Exercise directions
Count the lines below that contain the word "this", and reply with that number alone.
--------------------------------
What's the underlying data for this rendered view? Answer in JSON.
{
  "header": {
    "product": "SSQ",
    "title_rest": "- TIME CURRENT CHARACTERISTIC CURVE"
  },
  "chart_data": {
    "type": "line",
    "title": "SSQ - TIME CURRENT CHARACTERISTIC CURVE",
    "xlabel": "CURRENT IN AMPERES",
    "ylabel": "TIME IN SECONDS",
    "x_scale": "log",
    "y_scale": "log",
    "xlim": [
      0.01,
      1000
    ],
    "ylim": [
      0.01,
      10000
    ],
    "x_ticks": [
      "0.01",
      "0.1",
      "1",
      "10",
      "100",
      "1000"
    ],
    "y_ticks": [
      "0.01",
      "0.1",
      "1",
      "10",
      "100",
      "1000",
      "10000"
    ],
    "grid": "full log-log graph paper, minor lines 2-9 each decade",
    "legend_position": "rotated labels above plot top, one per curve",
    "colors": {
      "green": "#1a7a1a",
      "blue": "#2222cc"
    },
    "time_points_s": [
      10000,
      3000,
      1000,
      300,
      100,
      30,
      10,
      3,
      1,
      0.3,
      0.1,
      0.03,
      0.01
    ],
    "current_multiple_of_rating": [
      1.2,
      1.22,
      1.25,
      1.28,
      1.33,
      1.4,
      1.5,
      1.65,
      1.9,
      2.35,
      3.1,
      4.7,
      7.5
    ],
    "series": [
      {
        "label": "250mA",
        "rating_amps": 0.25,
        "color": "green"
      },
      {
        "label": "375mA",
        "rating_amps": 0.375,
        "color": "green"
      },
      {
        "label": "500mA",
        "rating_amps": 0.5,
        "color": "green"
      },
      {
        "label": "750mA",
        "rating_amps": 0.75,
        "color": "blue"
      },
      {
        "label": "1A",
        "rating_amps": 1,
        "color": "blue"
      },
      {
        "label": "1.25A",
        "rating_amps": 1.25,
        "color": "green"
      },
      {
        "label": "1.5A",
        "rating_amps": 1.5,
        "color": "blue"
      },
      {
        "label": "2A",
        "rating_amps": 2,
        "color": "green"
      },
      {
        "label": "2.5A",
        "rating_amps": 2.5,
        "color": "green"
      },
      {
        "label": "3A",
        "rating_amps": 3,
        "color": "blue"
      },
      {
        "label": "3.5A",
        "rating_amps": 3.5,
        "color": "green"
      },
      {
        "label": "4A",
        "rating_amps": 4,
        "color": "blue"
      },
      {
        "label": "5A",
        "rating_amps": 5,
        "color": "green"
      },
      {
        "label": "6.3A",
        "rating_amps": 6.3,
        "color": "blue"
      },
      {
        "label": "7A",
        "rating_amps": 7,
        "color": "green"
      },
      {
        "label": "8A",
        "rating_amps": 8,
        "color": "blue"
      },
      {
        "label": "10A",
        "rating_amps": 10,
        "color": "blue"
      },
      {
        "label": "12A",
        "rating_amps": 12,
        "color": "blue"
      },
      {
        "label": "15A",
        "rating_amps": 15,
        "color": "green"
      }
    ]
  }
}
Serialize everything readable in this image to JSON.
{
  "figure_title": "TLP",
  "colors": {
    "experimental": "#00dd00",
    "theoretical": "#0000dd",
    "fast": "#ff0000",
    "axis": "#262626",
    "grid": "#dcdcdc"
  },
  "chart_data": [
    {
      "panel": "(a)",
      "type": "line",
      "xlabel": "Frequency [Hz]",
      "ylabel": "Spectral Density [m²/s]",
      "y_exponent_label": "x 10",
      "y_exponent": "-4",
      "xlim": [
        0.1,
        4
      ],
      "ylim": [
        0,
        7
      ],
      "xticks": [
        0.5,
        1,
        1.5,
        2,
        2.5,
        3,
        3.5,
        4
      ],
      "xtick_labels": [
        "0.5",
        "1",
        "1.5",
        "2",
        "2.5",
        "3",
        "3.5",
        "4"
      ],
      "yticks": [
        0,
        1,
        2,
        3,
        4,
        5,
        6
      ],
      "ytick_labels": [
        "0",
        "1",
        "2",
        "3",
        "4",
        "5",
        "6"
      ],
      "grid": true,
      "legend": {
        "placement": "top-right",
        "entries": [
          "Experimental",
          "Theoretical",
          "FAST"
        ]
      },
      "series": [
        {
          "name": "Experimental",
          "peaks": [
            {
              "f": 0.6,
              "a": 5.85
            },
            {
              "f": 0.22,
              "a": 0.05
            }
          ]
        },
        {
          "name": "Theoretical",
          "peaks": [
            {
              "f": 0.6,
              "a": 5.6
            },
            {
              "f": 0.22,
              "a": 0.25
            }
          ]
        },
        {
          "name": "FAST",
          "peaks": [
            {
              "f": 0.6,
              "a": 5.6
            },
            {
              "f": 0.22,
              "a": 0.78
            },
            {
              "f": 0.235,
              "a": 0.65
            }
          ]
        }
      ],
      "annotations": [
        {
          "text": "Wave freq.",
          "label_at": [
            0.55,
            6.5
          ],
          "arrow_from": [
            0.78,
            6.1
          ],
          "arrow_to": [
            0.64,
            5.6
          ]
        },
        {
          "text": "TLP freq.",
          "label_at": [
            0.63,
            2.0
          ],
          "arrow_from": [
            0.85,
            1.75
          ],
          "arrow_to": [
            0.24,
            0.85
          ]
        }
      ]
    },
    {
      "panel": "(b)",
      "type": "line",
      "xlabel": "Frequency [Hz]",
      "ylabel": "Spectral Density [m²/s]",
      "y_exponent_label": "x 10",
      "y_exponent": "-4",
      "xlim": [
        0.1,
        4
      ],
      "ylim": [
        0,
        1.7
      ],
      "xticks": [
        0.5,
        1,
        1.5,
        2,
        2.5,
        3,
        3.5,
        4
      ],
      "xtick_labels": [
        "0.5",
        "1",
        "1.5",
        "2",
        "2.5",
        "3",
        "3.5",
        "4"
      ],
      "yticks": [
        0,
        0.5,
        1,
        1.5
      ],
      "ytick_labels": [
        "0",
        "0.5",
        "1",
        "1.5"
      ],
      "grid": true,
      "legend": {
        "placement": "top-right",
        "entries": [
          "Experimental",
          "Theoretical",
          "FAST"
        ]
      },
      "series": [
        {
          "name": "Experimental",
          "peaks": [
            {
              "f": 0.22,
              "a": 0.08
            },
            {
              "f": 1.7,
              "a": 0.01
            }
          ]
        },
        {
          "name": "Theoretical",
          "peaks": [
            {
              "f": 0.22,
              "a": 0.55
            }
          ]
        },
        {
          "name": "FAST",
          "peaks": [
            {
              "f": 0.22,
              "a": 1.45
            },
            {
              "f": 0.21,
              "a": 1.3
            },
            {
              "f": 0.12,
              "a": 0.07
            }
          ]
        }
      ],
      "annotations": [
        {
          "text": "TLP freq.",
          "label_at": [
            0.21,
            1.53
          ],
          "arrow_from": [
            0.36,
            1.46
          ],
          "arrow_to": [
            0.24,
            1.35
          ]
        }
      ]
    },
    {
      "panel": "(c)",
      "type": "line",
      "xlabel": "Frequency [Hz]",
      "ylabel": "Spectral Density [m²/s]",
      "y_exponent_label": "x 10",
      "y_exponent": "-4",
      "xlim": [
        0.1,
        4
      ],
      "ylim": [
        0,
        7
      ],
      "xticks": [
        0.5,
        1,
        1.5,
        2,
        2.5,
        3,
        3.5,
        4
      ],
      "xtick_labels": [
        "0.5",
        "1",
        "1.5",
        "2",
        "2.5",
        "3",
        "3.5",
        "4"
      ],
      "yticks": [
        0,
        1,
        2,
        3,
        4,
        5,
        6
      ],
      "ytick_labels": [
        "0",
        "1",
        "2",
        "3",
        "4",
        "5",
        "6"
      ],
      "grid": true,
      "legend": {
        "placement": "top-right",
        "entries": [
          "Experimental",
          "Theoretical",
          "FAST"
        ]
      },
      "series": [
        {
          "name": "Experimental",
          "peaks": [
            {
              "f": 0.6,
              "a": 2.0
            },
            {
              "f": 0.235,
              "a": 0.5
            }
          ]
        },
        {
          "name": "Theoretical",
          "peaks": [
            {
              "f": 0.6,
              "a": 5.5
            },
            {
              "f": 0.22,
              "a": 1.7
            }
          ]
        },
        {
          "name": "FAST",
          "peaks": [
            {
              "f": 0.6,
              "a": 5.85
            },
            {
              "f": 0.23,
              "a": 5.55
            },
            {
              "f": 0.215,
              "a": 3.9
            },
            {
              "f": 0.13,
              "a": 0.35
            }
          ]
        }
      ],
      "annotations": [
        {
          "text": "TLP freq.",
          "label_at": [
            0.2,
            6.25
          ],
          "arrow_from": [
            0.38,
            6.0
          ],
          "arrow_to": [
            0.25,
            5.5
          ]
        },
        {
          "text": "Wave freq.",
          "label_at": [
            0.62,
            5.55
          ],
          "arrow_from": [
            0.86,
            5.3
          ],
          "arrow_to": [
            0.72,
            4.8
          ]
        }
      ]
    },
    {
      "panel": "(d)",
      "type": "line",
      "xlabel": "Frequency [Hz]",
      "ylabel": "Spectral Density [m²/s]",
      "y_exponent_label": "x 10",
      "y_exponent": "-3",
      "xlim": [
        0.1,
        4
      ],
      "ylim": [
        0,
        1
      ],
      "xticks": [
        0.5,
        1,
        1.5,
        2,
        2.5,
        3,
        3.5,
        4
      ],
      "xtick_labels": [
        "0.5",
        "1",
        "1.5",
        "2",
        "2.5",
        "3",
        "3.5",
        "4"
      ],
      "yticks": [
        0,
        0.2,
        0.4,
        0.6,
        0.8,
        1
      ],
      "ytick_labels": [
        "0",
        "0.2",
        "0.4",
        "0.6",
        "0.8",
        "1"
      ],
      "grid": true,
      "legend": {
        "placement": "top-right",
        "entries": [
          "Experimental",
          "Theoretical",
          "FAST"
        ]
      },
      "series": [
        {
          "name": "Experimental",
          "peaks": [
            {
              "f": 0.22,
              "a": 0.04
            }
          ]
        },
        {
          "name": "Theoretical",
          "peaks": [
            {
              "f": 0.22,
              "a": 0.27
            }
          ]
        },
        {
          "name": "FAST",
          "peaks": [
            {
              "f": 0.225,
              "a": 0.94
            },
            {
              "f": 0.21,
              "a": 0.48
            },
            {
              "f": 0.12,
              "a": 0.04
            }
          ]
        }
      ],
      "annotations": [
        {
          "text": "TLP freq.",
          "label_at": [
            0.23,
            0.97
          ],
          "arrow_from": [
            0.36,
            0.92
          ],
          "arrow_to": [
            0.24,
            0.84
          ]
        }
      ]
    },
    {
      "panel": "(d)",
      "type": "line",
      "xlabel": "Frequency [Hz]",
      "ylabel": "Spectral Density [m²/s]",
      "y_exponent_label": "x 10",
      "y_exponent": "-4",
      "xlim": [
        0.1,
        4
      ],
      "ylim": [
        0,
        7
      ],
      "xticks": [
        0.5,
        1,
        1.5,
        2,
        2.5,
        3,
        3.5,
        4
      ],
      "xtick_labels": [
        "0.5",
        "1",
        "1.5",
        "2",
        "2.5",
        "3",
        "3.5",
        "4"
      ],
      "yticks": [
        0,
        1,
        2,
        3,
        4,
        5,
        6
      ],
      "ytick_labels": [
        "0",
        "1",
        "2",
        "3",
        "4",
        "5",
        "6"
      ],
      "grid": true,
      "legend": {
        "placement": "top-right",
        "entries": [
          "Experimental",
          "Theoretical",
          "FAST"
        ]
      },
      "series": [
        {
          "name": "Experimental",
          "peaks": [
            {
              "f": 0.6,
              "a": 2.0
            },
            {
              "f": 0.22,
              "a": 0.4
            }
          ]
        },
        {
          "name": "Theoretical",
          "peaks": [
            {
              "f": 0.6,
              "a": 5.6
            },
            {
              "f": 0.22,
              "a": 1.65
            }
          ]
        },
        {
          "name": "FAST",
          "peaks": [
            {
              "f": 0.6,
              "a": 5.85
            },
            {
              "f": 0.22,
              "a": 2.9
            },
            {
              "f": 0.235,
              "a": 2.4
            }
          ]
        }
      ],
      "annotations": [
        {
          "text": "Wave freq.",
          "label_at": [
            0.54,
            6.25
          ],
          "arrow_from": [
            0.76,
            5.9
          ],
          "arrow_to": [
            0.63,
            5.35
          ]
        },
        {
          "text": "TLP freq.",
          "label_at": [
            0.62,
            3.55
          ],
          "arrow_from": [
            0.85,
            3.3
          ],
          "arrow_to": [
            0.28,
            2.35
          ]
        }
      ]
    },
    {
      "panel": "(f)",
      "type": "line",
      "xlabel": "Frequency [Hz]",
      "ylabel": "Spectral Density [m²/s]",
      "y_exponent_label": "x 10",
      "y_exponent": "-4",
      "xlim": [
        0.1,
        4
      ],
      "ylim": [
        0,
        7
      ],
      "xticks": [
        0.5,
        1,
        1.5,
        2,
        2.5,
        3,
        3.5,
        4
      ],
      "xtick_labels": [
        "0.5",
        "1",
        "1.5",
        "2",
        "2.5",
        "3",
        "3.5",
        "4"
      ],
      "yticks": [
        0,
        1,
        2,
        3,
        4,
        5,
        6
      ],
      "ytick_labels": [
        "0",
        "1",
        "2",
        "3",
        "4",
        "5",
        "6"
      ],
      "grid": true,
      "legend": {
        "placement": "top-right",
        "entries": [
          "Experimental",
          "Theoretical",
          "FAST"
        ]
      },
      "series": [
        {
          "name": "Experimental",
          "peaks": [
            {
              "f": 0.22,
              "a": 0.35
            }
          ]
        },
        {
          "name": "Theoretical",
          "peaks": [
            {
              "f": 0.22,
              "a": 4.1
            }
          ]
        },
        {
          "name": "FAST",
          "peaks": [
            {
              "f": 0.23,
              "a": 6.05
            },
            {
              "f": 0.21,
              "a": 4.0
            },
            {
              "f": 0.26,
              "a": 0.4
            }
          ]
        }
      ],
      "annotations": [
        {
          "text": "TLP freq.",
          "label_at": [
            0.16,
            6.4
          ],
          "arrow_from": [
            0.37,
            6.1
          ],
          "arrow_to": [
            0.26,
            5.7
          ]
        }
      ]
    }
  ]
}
--------------------------------
Answer to the problem
2